▶ [Exercise requirements]
Transcribe every line, keeping it exact.

********************

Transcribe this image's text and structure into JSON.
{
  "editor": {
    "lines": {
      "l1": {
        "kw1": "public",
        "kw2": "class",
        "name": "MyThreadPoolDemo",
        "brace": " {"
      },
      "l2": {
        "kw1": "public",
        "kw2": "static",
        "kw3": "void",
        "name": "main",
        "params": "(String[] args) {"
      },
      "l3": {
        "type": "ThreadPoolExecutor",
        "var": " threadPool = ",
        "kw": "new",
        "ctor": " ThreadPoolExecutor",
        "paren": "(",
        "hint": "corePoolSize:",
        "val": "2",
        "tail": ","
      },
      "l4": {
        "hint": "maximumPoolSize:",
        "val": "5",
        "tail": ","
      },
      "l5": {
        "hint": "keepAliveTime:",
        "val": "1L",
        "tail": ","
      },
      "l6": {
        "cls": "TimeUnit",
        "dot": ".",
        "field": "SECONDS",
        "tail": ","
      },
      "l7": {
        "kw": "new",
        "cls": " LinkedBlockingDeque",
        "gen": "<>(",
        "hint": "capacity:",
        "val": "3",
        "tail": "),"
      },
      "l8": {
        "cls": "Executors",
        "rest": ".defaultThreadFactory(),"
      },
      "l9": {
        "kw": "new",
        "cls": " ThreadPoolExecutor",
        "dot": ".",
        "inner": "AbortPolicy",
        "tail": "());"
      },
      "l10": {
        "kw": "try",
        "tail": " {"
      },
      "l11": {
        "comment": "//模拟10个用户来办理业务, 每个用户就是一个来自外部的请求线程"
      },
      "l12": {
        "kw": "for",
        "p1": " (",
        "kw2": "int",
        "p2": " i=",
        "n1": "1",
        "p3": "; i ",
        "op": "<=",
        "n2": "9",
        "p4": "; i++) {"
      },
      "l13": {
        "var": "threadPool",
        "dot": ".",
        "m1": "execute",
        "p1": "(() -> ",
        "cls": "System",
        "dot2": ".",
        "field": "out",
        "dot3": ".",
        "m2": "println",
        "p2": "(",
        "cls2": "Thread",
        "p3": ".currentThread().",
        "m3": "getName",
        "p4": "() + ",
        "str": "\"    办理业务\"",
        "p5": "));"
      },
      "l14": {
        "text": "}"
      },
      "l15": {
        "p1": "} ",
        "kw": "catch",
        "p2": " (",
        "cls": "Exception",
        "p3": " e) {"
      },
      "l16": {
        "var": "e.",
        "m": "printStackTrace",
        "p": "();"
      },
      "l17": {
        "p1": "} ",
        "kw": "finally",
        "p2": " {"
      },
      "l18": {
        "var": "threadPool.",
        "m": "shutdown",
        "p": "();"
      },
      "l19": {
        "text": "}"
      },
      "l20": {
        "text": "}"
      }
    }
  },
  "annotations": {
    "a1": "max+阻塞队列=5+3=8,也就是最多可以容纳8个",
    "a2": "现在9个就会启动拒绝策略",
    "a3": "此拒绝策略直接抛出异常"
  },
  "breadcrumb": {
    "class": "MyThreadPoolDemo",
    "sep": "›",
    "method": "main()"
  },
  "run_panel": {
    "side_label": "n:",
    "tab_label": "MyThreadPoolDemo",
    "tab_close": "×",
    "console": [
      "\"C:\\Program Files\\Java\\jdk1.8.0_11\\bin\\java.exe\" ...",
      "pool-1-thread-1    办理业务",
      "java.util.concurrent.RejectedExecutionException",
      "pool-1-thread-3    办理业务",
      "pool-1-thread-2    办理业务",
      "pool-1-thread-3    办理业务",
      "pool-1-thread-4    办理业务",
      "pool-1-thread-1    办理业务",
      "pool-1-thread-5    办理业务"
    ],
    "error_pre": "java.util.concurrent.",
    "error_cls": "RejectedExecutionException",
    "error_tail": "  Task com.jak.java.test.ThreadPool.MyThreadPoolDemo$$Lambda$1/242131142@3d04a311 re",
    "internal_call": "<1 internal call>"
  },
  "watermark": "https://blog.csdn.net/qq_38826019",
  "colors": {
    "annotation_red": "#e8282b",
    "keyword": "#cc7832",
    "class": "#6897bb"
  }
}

********************

▶ [Correct output]
Transcribe this image's text and structure into JSON.
{
  "editor": {
    "lines": {
      "l1": {
        "kw1": "public",
        "kw2": "class",
        "name": "MyThreadPoolDemo",
        "brace": " {"
      },
      "l2": {
        "kw1": "public",
        "kw2": "static",
        "kw3": "void",
        "name": "main",
        "params": "(String[] args) {"
      },
      "l3": {
        "type": "ThreadPoolExecutor",
        "var": " threadPool = ",
        "kw": "new",
        "ctor": " ThreadPoolExecutor",
        "paren": "(",
        "hint": "corePoolSize:",
        "val": "2",
        "tail": ","
      },
      "l4": {
        "hint": "maximumPoolSize:",
        "val": "5",
        "tail": ","
      },
      "l5": {
        "hint": "keepAliveTime:",
        "val": "1L",
        "tail": ","
      },
      "l6": {
        "cls": "TimeUnit",
        "dot": ".",
        "field": "SECONDS",
        "tail": ","
      },
      "l7": {
        "kw": "new",
        "cls": " LinkedBlockingDeque",
        "gen": "<>(",
        "hint": "capacity:",
        "val": "3",
        "tail": "),"
      },
      "l8": {
        "cls": "Executors",
        "rest": ".defaultThreadFactory(),"
      },
      "l9": {
        "kw": "new",
        "cls": " ThreadPoolExecutor",
        "dot": ".",
        "inner": "AbortPolicy",
        "tail": "());"
      },
      "l10": {
        "kw": "try",
        "tail": " {"
      },
      "l11": {
        "comment": "//模拟10个用户来办理业务, 每个用户就是一个来自外部的请求线程"
      },
      "l12": {
        "kw": "for",
        "p1": " (",
        "kw2": "int",
        "p2": " i=",
        "n1": "1",
        "p3": "; i ",
        "op": "<=",
        "n2": "9",
        "p4": "; i++) {"
      },
      "l13": {
        "var": "threadPool",
        "dot": ".",
        "m1": "execute",
        "p1": "(() -> ",
        "cls": "System",
        "dot2": ".",
        "field": "out",
        "dot3": ".",
        "m2": "println",
        "p2": "(",
        "cls2": "Thread",
        "p3": ".currentThread().",
        "m3": "getName",
        "p4": "() + ",
        "str": "\"    办理业务\"",
        "p5": "));"
      },
      "l14": {
        "text": "}"
      },
      "l15": {
        "p1": "} ",
        "kw": "catch",
        "p2": " (",
        "cls": "Exception",
        "p3": " e) {"
      },
      "l16": {
        "var": "e.",
        "m": "printStackTrace",
        "p": "();"
      },
      "l17": {
        "p1": "} ",
        "kw": "finally",
        "p2": " {"
      },
      "l18": {
        "var": "threadPool.",
        "m": "shutdown",
        "p": "();"
      },
      "l19": {
        "text": "}"
      },
      "l20": {
        "text": "}"
      }
    }
  },
  "annotations": {
    "a1": "max+阻塞队列=5+3=8,也就是最多可以容纳8个",
    "a2": "现在9个就会启动拒绝策略",
    "a3": "此拒绝策略直接抛出异常"
  },
  "breadcrumb": {
    "class": "MyThreadPoolDemo",
    "sep": "›",
    "method": "main()"
  },
  "run_panel": {
    "side_label": "n:",
    "tab_label": "MyThreadPoolDemo",
    "tab_close": "×",
    "console": [
      "\"C:\\Program Files\\Java\\jdk1.8.0_11\\bin\\java.exe\" ...",
      "pool-1-thread-1    办理业务",
      "java.util.concurrent.RejectedExecutionException",
      "pool-1-thread-3    办理业务",
      "pool-1-thread-2    办理业务",
      "pool-1-thread-3    办理业务",
      "pool-1-thread-4    办理业务",
      "pool-1-thread-1    办理业务",
      "pool-1-thread-5    办理业务"
    ],
    "error_pre": "java.util.concurrent.",
    "error_cls": "RejectedExecutionException",
    "error_tail": "  Task com.jak.java.test.ThreadPool.MyThreadPoolDemo$$Lambda$1/242131142@3d04a311 re",
    "internal_call": "<1 internal call>"
  },
  "watermark": "https://blog.csdn.net/qq_38826019",
  "colors": {
    "annotation_red": "#e8282b",
    "keyword": "#cc7832",
    "class": "#6897bb"
  }
}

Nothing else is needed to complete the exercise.